From the listing below, count the lines where the string "name" occurs. Give the number, with no other words.

● ● ● ●

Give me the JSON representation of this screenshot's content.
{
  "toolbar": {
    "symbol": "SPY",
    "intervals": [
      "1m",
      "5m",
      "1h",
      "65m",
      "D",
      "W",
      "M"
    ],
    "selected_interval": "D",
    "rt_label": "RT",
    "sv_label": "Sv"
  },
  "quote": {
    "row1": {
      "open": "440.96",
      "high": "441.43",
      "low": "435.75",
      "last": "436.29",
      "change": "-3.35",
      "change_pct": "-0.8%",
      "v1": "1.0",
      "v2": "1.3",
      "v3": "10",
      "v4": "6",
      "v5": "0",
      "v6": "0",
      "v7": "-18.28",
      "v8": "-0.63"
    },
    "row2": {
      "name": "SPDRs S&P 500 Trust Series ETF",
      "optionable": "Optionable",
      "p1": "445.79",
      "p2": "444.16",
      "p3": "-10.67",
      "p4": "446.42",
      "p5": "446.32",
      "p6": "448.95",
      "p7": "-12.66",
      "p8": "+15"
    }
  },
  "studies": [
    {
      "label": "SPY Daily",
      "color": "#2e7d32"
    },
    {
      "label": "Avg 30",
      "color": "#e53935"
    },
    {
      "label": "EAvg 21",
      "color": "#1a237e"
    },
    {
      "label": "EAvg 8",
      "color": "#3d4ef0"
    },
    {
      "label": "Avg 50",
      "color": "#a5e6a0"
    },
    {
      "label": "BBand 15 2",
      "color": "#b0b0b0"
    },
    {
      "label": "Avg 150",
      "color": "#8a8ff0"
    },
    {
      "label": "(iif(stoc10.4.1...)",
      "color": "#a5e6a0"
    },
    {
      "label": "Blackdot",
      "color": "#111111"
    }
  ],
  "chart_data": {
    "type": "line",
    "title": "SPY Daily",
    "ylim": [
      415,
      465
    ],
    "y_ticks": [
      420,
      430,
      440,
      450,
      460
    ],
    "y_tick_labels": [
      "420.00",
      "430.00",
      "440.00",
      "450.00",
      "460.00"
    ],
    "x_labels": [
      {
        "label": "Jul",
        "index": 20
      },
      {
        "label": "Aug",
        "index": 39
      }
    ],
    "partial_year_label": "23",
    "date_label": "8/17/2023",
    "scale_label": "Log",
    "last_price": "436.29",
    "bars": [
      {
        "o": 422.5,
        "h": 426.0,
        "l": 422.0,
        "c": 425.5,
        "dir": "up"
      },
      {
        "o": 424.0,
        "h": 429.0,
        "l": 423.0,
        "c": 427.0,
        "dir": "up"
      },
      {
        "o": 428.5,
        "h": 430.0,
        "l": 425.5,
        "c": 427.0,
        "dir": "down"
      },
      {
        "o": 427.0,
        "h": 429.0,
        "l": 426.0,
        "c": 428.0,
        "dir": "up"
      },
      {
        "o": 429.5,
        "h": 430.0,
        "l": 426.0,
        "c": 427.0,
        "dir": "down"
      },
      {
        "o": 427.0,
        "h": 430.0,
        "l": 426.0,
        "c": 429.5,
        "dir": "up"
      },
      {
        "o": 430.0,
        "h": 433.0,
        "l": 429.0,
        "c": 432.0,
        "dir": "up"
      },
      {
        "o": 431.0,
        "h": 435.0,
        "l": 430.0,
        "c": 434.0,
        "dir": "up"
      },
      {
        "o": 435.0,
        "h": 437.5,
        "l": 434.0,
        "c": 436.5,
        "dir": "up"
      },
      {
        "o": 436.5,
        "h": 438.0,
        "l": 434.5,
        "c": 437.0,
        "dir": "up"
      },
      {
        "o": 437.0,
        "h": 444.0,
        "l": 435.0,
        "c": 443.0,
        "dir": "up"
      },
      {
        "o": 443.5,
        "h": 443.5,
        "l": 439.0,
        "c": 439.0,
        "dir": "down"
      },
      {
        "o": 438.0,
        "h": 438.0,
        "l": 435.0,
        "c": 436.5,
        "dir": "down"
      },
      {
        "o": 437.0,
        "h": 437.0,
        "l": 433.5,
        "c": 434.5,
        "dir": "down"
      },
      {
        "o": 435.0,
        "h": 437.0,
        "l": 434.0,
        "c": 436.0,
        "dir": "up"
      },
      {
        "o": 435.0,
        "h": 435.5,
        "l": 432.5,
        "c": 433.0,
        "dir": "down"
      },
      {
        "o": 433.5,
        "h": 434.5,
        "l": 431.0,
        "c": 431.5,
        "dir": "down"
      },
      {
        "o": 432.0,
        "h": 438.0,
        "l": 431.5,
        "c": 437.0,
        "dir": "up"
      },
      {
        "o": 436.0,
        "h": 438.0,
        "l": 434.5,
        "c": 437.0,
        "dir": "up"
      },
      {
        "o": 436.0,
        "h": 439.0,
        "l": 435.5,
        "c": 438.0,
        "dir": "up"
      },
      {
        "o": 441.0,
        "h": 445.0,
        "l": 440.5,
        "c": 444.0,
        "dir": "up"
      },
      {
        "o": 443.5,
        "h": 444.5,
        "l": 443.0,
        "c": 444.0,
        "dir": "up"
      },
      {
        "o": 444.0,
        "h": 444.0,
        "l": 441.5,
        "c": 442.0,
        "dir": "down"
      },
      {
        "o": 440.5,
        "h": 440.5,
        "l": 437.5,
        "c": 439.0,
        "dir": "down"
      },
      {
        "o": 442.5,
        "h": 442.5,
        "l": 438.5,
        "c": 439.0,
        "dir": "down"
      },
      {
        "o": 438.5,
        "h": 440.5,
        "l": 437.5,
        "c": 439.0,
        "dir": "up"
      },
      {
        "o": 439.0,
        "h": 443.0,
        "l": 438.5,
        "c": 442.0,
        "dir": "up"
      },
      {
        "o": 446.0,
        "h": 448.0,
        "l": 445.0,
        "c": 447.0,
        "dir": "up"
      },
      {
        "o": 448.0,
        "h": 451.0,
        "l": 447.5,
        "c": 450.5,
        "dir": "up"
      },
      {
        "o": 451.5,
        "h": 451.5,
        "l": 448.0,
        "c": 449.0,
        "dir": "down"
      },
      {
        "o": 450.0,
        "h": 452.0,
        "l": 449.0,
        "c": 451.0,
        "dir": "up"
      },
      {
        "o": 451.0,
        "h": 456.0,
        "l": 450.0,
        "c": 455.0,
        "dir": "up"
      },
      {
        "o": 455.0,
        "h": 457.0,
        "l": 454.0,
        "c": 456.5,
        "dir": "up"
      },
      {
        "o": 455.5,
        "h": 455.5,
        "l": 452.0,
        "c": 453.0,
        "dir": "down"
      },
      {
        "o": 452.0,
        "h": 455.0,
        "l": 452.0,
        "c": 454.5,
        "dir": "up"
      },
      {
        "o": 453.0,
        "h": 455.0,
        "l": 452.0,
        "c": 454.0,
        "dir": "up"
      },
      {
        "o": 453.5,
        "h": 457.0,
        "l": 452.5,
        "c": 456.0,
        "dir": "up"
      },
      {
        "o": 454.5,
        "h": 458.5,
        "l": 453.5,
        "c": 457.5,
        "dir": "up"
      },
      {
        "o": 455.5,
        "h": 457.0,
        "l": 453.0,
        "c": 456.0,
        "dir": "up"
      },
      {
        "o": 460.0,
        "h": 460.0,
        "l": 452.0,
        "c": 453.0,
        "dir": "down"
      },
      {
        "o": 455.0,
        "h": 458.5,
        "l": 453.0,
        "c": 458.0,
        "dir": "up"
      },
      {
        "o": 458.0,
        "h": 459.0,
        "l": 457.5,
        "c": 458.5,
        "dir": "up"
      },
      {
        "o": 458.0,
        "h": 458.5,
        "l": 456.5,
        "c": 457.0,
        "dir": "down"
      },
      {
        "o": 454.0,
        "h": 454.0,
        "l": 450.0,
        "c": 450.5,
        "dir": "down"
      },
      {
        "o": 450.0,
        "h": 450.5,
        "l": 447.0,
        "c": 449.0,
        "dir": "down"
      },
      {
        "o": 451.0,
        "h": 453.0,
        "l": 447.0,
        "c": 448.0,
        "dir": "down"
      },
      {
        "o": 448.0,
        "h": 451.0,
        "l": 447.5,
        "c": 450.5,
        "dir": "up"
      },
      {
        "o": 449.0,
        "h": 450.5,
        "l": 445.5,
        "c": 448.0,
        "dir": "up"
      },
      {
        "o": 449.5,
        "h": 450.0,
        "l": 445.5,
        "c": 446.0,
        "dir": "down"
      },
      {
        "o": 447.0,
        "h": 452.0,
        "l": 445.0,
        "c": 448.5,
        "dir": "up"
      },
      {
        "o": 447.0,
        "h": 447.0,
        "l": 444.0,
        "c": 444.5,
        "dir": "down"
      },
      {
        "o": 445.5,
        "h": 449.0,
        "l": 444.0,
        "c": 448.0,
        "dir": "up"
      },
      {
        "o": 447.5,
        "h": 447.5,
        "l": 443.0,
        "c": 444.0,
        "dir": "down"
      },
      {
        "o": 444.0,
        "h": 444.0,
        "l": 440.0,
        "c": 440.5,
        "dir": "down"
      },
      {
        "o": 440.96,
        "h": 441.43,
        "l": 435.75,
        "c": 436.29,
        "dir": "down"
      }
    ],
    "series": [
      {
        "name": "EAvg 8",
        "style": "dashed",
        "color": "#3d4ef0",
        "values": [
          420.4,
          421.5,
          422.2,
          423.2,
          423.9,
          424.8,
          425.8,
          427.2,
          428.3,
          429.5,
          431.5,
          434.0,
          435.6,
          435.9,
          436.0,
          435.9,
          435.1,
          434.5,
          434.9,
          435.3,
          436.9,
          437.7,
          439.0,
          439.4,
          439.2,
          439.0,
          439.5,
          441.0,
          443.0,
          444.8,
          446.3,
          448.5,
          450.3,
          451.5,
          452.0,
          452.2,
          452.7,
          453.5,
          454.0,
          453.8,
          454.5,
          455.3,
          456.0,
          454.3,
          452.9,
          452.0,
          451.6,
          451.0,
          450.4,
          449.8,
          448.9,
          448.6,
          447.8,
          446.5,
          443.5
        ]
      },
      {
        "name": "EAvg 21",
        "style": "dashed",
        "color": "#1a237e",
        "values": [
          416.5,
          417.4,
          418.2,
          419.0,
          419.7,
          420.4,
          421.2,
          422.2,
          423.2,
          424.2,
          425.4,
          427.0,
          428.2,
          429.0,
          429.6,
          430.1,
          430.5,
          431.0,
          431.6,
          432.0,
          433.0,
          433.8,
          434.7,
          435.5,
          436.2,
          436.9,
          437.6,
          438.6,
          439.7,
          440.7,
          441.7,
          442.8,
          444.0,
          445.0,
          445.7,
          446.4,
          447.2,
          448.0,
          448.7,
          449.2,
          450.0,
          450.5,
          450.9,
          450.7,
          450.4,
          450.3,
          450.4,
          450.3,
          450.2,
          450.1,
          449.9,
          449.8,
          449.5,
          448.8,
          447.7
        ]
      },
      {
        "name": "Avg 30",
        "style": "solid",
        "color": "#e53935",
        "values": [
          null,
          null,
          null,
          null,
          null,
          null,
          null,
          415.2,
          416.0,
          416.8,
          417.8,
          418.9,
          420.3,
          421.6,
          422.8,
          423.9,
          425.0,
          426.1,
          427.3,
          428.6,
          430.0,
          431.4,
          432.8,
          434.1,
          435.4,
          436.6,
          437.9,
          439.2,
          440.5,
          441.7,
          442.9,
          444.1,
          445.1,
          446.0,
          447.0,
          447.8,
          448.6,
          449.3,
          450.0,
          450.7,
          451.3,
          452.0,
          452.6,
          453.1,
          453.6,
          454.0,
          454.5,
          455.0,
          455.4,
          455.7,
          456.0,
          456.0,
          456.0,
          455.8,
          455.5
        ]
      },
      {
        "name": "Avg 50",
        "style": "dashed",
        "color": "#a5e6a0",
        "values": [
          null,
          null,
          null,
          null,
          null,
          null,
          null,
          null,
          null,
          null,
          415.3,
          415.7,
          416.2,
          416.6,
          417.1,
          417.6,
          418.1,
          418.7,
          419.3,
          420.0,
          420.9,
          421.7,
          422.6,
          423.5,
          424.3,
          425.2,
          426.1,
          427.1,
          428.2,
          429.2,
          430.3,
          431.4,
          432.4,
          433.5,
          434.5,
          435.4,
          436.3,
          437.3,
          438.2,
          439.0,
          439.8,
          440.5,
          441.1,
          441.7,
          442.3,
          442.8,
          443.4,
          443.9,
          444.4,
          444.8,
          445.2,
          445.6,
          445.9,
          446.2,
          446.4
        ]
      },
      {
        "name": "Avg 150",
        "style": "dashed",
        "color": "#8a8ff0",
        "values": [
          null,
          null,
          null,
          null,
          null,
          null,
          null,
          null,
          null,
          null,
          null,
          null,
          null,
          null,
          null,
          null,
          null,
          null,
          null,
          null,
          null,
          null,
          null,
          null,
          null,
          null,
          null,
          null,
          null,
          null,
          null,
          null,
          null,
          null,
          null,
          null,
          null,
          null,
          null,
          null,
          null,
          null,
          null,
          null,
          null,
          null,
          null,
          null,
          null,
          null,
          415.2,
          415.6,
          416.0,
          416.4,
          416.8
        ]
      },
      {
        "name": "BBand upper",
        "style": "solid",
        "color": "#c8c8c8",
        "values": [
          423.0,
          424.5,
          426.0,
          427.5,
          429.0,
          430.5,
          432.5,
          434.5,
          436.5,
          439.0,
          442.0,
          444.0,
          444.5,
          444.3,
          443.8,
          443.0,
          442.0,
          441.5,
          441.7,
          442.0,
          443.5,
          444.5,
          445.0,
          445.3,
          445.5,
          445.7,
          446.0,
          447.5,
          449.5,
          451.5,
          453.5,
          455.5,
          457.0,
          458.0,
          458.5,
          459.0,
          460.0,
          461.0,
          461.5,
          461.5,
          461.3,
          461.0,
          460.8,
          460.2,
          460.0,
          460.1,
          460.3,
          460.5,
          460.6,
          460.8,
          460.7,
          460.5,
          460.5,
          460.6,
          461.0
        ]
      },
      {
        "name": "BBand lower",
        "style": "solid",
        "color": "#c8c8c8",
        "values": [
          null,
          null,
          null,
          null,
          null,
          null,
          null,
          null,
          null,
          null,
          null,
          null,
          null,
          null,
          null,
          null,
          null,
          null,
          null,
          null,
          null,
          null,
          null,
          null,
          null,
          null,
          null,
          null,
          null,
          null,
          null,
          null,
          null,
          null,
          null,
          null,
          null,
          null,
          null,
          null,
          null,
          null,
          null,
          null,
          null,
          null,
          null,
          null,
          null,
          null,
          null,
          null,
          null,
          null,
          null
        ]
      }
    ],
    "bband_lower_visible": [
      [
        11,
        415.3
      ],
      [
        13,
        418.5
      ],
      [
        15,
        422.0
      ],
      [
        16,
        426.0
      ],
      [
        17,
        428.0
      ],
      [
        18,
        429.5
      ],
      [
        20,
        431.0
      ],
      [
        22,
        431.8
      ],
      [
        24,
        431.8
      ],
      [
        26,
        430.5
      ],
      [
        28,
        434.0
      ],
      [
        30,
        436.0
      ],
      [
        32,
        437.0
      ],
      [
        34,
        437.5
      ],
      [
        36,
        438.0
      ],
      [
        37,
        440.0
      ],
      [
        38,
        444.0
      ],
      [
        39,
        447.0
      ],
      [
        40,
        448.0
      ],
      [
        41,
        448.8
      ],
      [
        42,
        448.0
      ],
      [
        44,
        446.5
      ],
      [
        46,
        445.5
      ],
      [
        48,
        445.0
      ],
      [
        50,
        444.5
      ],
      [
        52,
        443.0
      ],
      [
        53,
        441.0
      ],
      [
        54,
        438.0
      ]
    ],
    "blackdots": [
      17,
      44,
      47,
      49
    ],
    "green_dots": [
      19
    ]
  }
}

● ● ● ●

Written answer:
8